[Task requirements]: On how many lines of these entries does the word "from" occur? State the number alone.

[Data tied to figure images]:
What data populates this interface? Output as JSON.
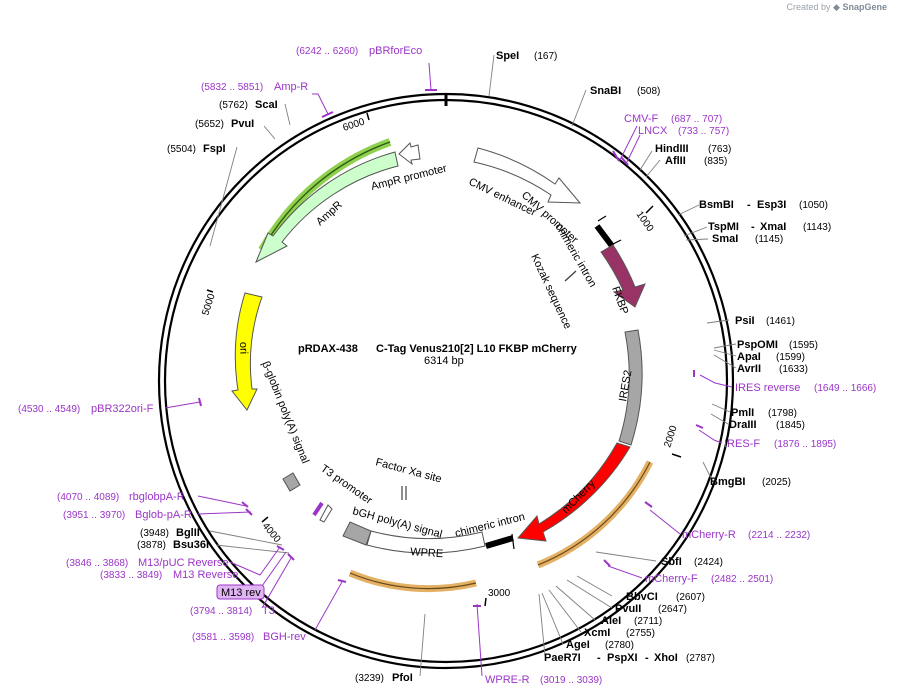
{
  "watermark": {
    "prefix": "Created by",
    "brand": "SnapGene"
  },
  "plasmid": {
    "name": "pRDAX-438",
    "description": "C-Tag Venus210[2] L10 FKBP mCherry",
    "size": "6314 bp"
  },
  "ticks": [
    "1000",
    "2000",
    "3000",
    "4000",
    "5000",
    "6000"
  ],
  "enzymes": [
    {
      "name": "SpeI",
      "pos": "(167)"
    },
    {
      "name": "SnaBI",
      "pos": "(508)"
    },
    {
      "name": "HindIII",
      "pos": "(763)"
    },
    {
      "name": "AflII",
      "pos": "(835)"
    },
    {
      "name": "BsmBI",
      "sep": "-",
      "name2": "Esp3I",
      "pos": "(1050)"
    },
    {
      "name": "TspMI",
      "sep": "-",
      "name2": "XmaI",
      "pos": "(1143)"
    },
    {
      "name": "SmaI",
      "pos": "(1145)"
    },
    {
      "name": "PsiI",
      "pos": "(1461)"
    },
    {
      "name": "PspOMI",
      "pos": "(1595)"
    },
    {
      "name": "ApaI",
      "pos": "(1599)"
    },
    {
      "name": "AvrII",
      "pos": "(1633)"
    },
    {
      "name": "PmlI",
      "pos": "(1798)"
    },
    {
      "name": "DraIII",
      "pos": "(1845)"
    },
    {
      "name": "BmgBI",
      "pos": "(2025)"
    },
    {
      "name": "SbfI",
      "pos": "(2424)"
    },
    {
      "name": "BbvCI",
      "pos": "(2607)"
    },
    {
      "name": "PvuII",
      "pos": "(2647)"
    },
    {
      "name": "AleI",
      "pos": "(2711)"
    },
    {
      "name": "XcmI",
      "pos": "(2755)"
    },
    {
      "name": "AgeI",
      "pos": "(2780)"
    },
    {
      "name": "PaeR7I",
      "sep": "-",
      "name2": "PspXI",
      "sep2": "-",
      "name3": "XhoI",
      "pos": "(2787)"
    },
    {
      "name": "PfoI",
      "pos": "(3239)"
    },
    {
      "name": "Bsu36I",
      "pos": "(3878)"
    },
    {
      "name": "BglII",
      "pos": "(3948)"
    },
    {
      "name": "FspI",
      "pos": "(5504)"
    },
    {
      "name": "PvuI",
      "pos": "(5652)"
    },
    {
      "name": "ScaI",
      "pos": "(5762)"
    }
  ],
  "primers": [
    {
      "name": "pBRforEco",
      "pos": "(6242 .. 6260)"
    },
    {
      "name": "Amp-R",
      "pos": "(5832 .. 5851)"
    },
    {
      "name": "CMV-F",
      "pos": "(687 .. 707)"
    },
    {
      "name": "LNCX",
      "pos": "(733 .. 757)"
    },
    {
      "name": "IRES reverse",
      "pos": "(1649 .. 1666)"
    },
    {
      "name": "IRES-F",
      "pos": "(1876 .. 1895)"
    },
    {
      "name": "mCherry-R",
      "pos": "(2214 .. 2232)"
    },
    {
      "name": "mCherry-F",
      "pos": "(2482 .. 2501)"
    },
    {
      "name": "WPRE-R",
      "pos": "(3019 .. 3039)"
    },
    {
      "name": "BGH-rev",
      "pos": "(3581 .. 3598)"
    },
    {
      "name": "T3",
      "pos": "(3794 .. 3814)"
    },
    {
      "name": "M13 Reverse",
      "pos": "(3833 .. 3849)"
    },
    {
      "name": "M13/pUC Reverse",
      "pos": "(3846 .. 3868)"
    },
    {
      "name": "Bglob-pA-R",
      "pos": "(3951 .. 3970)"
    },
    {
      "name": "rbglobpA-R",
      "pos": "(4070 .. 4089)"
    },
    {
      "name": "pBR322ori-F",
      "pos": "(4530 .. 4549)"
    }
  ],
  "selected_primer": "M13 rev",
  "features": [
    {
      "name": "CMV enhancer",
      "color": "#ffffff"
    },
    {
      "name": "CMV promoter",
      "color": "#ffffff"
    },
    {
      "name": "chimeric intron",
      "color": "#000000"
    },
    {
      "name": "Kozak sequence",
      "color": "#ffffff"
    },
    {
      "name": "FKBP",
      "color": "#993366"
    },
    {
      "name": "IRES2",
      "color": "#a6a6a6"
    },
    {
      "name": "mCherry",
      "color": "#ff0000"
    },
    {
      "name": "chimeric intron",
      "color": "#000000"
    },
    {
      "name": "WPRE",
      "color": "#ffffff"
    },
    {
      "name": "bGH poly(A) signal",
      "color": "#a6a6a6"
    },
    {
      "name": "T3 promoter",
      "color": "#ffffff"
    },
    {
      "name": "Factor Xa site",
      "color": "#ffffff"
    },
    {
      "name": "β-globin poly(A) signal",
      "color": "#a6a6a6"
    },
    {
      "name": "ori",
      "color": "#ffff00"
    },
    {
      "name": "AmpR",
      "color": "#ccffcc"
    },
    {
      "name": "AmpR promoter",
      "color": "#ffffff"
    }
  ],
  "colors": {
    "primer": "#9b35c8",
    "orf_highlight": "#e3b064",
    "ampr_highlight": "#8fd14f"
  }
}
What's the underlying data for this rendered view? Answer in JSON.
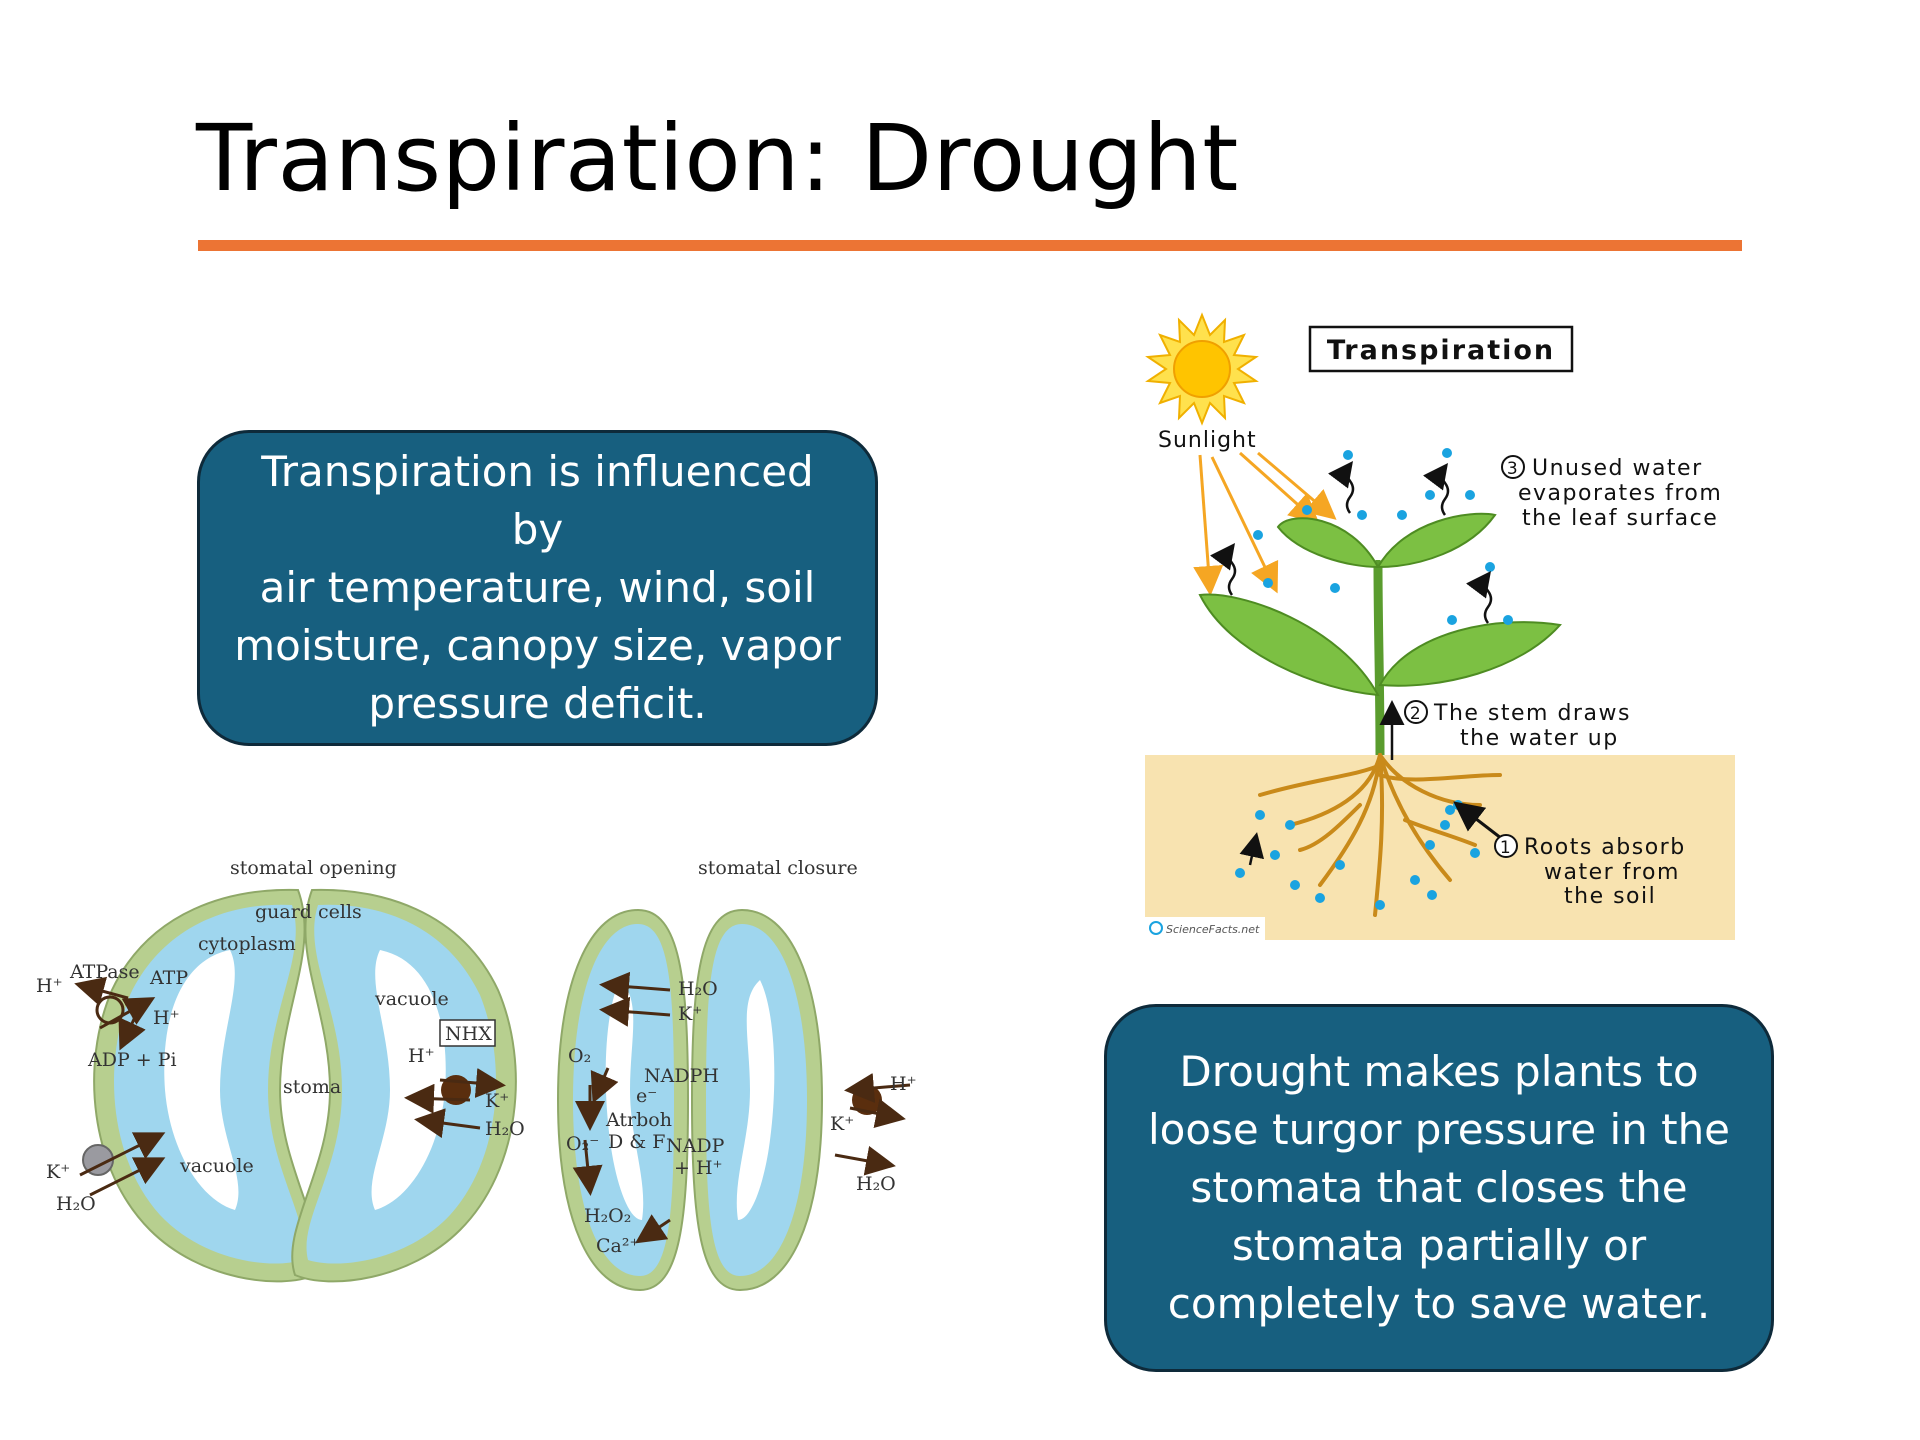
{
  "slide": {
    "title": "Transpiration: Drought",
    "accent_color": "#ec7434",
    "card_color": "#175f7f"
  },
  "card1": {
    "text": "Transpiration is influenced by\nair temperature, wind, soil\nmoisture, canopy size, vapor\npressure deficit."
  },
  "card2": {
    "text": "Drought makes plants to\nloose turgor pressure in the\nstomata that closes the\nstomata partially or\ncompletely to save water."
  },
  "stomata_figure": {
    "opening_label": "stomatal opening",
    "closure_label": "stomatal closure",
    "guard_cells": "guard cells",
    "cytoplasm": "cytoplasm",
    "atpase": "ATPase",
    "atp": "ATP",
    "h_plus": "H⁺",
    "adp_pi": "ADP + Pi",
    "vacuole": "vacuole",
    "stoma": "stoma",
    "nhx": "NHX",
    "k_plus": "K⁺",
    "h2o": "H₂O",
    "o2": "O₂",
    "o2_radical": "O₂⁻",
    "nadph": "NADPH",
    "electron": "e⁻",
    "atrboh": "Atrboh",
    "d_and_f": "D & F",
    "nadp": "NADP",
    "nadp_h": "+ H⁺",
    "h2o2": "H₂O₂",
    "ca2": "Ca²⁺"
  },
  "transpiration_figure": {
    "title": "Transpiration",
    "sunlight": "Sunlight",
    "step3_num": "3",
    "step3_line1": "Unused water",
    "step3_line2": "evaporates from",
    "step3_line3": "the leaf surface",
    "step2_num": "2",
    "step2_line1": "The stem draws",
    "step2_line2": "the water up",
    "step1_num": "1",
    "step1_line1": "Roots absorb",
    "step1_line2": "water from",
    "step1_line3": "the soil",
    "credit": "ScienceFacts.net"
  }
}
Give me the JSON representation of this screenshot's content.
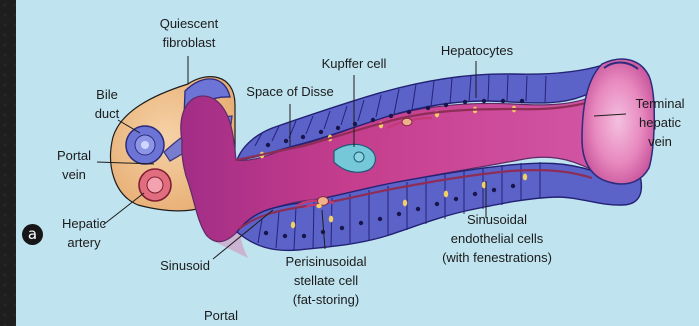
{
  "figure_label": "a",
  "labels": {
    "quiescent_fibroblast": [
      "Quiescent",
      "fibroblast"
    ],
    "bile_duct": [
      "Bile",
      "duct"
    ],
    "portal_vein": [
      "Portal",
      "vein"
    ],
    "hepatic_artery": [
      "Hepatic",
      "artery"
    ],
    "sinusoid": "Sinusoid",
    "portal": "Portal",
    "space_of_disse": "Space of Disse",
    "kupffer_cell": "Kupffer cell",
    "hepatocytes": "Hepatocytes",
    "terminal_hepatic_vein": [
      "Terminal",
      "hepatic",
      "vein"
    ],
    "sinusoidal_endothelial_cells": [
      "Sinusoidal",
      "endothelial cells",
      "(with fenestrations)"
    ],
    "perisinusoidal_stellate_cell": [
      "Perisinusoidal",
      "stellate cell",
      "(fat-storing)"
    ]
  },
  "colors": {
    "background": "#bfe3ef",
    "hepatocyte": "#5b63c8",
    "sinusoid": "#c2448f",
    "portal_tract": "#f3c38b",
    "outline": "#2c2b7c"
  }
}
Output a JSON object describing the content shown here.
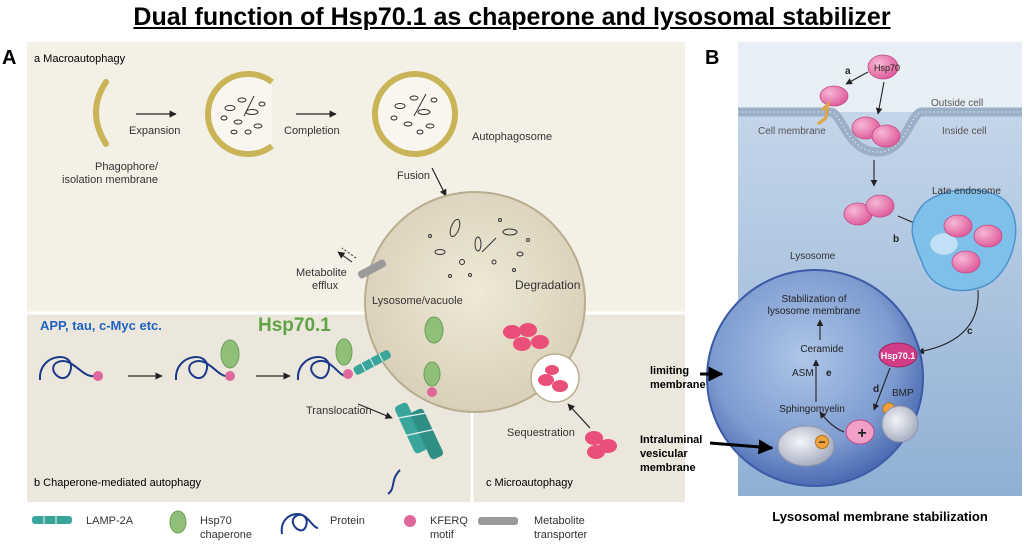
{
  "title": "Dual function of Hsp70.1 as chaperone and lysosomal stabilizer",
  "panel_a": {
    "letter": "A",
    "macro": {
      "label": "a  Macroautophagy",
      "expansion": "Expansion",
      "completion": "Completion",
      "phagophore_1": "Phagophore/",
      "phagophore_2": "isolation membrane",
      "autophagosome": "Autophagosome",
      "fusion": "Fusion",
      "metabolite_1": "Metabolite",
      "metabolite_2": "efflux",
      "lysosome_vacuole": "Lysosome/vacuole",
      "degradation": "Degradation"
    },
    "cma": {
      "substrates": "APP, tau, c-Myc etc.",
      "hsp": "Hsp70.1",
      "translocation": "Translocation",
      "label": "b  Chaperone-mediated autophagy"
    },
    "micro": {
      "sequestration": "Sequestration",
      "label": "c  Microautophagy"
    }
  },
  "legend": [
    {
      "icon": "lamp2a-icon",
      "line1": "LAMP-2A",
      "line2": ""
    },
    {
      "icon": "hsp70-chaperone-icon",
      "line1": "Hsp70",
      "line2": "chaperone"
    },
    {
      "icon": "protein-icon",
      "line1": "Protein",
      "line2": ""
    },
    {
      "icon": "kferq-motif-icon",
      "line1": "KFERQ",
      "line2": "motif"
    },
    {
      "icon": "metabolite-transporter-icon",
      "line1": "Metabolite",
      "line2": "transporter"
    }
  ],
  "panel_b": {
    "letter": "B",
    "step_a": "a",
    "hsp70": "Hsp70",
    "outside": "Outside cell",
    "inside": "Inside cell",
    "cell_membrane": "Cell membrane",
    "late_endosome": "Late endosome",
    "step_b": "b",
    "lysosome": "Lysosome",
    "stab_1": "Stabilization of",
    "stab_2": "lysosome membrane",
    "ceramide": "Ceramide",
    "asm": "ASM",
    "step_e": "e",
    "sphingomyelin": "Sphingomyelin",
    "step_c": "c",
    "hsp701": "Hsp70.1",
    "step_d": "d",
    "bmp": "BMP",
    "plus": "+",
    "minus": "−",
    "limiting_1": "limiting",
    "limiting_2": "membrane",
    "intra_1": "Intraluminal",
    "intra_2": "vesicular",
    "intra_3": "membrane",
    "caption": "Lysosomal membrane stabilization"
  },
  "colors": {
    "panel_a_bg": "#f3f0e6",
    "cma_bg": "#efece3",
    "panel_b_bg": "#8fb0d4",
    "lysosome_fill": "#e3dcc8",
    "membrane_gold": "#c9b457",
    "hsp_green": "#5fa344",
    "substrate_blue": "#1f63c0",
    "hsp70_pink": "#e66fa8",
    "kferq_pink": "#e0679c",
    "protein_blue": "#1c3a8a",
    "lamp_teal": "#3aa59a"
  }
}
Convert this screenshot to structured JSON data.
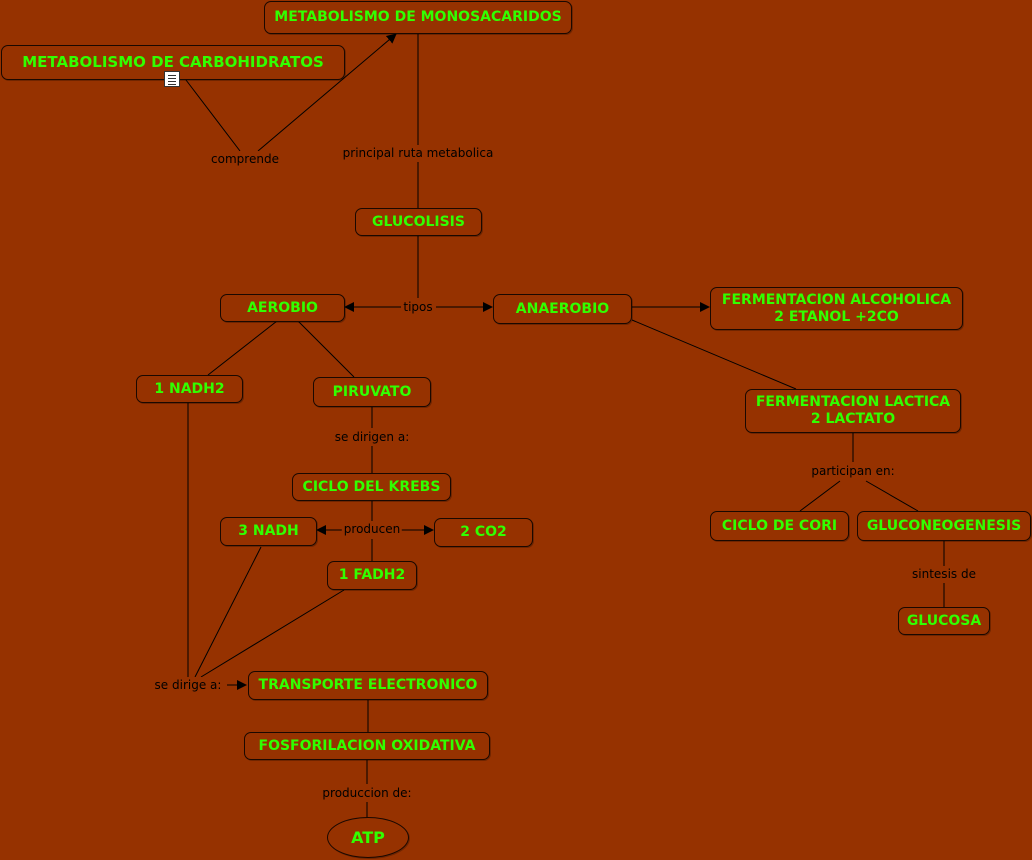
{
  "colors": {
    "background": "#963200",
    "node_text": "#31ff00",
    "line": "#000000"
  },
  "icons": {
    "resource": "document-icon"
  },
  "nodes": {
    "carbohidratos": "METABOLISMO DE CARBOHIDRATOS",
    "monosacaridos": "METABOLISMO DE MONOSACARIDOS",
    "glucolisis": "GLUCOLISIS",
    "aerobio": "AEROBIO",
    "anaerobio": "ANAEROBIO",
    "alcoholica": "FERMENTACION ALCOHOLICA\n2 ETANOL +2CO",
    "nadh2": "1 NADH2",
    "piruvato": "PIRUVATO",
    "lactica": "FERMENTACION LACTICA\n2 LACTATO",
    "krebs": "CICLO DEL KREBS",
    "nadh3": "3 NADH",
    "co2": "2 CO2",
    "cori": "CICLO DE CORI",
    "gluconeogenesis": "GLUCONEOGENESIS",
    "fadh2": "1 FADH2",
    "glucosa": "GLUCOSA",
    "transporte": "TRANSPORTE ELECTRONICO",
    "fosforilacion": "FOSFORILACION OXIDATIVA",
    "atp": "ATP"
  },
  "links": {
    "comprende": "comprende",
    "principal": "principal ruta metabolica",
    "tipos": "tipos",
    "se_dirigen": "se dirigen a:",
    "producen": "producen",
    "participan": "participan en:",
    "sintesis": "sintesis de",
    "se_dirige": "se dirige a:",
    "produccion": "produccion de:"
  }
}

[Solution to this task]: 2